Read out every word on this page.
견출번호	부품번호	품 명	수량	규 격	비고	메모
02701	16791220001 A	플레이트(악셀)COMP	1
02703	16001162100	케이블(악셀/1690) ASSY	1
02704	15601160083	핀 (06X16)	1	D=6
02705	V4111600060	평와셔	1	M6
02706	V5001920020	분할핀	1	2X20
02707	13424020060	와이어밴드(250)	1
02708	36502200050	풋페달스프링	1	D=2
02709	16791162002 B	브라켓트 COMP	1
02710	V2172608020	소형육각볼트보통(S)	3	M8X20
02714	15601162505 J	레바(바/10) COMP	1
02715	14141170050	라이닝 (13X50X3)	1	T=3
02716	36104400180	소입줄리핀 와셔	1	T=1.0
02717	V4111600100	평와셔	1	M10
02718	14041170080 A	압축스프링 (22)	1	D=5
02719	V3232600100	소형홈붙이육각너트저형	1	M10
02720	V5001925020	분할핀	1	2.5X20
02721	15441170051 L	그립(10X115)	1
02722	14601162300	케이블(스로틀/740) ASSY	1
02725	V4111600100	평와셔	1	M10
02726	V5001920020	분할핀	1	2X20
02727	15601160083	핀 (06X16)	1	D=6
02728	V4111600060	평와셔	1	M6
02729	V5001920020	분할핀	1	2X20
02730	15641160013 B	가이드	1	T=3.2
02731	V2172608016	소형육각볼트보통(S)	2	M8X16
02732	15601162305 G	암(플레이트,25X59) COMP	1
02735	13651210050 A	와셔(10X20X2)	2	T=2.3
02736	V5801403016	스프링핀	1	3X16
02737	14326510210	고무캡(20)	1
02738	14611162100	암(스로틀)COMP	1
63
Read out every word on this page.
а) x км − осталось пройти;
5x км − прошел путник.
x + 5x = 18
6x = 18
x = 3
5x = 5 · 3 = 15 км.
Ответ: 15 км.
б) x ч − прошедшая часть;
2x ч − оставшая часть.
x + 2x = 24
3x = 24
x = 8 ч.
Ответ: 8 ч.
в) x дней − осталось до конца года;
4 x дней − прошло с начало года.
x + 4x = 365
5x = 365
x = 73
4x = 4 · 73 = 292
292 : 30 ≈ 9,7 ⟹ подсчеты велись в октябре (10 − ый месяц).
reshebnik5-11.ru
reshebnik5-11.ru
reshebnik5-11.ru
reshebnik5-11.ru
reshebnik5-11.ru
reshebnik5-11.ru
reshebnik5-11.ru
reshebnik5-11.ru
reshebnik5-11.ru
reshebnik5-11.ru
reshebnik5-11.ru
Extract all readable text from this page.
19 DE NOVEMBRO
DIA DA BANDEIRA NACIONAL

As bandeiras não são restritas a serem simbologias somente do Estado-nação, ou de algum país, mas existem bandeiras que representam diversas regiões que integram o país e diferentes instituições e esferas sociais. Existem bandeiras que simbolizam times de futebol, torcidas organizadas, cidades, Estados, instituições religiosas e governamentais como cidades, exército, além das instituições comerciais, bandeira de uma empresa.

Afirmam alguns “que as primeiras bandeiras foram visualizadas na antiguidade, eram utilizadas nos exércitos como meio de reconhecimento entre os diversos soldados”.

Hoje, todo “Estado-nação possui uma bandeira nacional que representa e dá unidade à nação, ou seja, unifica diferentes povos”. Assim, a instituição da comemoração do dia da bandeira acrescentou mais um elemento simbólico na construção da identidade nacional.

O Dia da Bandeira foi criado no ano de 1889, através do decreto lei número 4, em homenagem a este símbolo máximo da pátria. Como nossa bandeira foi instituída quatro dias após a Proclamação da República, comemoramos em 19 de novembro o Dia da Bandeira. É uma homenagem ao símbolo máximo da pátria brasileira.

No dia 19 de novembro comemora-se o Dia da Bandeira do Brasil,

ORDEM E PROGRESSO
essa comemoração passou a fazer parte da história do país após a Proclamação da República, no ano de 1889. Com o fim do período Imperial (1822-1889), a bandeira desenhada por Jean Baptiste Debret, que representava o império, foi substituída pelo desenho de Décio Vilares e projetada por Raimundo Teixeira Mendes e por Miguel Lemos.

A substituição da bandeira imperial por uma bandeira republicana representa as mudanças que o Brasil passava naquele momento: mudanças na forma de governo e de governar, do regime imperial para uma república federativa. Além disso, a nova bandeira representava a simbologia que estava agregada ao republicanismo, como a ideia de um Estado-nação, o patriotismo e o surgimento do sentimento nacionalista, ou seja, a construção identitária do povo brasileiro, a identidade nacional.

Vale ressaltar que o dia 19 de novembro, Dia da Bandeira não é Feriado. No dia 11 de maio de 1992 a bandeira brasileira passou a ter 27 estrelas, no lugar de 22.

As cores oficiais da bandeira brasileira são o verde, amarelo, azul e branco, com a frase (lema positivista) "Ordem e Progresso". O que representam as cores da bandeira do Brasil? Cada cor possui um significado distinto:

=======

:: Task brief ::
Copy every line verbatim.

:: Finished exercise ::
Read out every word on this page.
견출번호	부품번호	품 명	수량	규 격	비고	메모
02701	16791220001 A	플레이트(악셀)COMP	1
02703	16001162100	케이블(악셀/1690) ASSY	1
02704	15601160083	핀 (06X16)	1	D=6
02705	V4111600060	평와셔	1	M6
02706	V5001920020	분할핀	1	2X20
02707	13424020060	와이어밴드(250)	1
02708	36502200050	풋페달스프링	1	D=2
02709	16791162002 B	브라켓트 COMP	1
02710	V2172608020	소형육각볼트보통(S)	3	M8X20
02714	15601162505 J	레바(바/10) COMP	1
02715	14141170050	라이닝 (13X50X3)	1	T=3
02716	36104400180	소입줄리핀 와셔	1	T=1.0
02717	V4111600100	평와셔	1	M10
02718	14041170080 A	압축스프링 (22)	1	D=5
02719	V3232600100	소형홈붙이육각너트저형	1	M10
02720	V5001925020	분할핀	1	2.5X20
02721	15441170051 L	그립(10X115)	1
02722	14601162300	케이블(스로틀/740) ASSY	1
02725	V4111600100	평와셔	1	M10
02726	V5001920020	분할핀	1	2X20
02727	15601160083	핀 (06X16)	1	D=6
02728	V4111600060	평와셔	1	M6
02729	V5001920020	분할핀	1	2X20
02730	15641160013 B	가이드	1	T=3.2
02731	V2172608016	소형육각볼트보통(S)	2	M8X16
02732	15601162305 G	암(플레이트,25X59) COMP	1
02735	13651210050 A	와셔(10X20X2)	2	T=2.3
02736	V5801403016	스프링핀	1	3X16
02737	14326510210	고무캡(20)	1
02738	14611162100	암(스로틀)COMP	1
63
Read out every word on this page.
а) x км − осталось пройти;
5x км − прошел путник.
x + 5x = 18
6x = 18
x = 3
5x = 5 · 3 = 15 км.
Ответ: 15 км.
б) x ч − прошедшая часть;
2x ч − оставшая часть.
x + 2x = 24
3x = 24
x = 8 ч.
Ответ: 8 ч.
в) x дней − осталось до конца года;
4 x дней − прошло с начало года.
x + 4x = 365
5x = 365
x = 73
4x = 4 · 73 = 292
292 : 30 ≈ 9,7 ⟹ подсчеты велись в октябре (10 − ый месяц).
reshebnik5-11.ru
reshebnik5-11.ru
reshebnik5-11.ru
reshebnik5-11.ru
reshebnik5-11.ru
reshebnik5-11.ru
reshebnik5-11.ru
reshebnik5-11.ru
reshebnik5-11.ru
reshebnik5-11.ru
reshebnik5-11.ru
Extract all readable text from this page.
19 DE NOVEMBRO
DIA DA BANDEIRA NACIONAL

As bandeiras não são restritas a serem simbologias somente do Estado-nação, ou de algum país, mas existem bandeiras que representam diversas regiões que integram o país e diferentes instituições e esferas sociais. Existem bandeiras que simbolizam times de futebol, torcidas organizadas, cidades, Estados, instituições religiosas e governamentais como cidades, exército, além das instituições comerciais, bandeira de uma empresa.

Afirmam alguns “que as primeiras bandeiras foram visualizadas na antiguidade, eram utilizadas nos exércitos como meio de reconhecimento entre os diversos soldados”.

Hoje, todo “Estado-nação possui uma bandeira nacional que representa e dá unidade à nação, ou seja, unifica diferentes povos”. Assim, a instituição da comemoração do dia da bandeira acrescentou mais um elemento simbólico na construção da identidade nacional.

O Dia da Bandeira foi criado no ano de 1889, através do decreto lei número 4, em homenagem a este símbolo máximo da pátria. Como nossa bandeira foi instituída quatro dias após a Proclamação da República, comemoramos em 19 de novembro o Dia da Bandeira. É uma homenagem ao símbolo máximo da pátria brasileira.

No dia 19 de novembro comemora-se o Dia da Bandeira do Brasil,

ORDEM E PROGRESSO
essa comemoração passou a fazer parte da história do país após a Proclamação da República, no ano de 1889. Com o fim do período Imperial (1822-1889), a bandeira desenhada por Jean Baptiste Debret, que representava o império, foi substituída pelo desenho de Décio Vilares e projetada por Raimundo Teixeira Mendes e por Miguel Lemos.

A substituição da bandeira imperial por uma bandeira republicana representa as mudanças que o Brasil passava naquele momento: mudanças na forma de governo e de governar, do regime imperial para uma república federativa. Além disso, a nova bandeira representava a simbologia que estava agregada ao republicanismo, como a ideia de um Estado-nação, o patriotismo e o surgimento do sentimento nacionalista, ou seja, a construção identitária do povo brasileiro, a identidade nacional.

Vale ressaltar que o dia 19 de novembro, Dia da Bandeira não é Feriado. No dia 11 de maio de 1992 a bandeira brasileira passou a ter 27 estrelas, no lugar de 22.

As cores oficiais da bandeira brasileira são o verde, amarelo, azul e branco, com a frase (lema positivista) "Ordem e Progresso". O que representam as cores da bandeira do Brasil? Cada cor possui um significado distinto:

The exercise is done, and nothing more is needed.